:: Written task ::
Below is a set of records; print all of them exactly as written.

(Figure content listings)
* * * * *

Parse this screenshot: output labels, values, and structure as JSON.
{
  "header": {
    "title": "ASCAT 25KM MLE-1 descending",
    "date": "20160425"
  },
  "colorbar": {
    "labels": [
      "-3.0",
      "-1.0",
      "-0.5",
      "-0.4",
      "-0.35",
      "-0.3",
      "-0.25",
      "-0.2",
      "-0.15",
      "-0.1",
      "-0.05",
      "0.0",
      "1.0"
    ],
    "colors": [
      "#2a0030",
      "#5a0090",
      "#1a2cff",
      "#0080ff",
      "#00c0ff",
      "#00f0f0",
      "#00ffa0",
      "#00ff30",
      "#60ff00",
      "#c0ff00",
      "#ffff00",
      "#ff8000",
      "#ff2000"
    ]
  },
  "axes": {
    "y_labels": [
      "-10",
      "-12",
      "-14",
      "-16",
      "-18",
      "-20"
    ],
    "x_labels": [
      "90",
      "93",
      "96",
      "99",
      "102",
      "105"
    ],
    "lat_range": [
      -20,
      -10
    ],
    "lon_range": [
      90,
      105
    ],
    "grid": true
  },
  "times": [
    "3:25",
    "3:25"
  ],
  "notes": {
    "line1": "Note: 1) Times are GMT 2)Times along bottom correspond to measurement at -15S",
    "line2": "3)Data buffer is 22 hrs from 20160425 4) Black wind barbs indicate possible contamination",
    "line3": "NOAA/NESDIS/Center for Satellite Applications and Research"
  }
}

* * * * *

:: Full answer ::
Parse this screenshot: output labels, values, and structure as JSON.
{
  "header": {
    "title": "ASCAT 25KM MLE-1 descending",
    "date": "20160425"
  },
  "colorbar": {
    "labels": [
      "-3.0",
      "-1.0",
      "-0.5",
      "-0.4",
      "-0.35",
      "-0.3",
      "-0.25",
      "-0.2",
      "-0.15",
      "-0.1",
      "-0.05",
      "0.0",
      "1.0"
    ],
    "colors": [
      "#2a0030",
      "#5a0090",
      "#1a2cff",
      "#0080ff",
      "#00c0ff",
      "#00f0f0",
      "#00ffa0",
      "#00ff30",
      "#60ff00",
      "#c0ff00",
      "#ffff00",
      "#ff8000",
      "#ff2000"
    ]
  },
  "axes": {
    "y_labels": [
      "-10",
      "-12",
      "-14",
      "-16",
      "-18",
      "-20"
    ],
    "x_labels": [
      "90",
      "93",
      "96",
      "99",
      "102",
      "105"
    ],
    "lat_range": [
      -20,
      -10
    ],
    "lon_range": [
      90,
      105
    ],
    "grid": true
  },
  "times": [
    "3:25",
    "3:25"
  ],
  "notes": {
    "line1": "Note: 1) Times are GMT 2)Times along bottom correspond to measurement at -15S",
    "line2": "3)Data buffer is 22 hrs from 20160425 4) Black wind barbs indicate possible contamination",
    "line3": "NOAA/NESDIS/Center for Satellite Applications and Research"
  }
}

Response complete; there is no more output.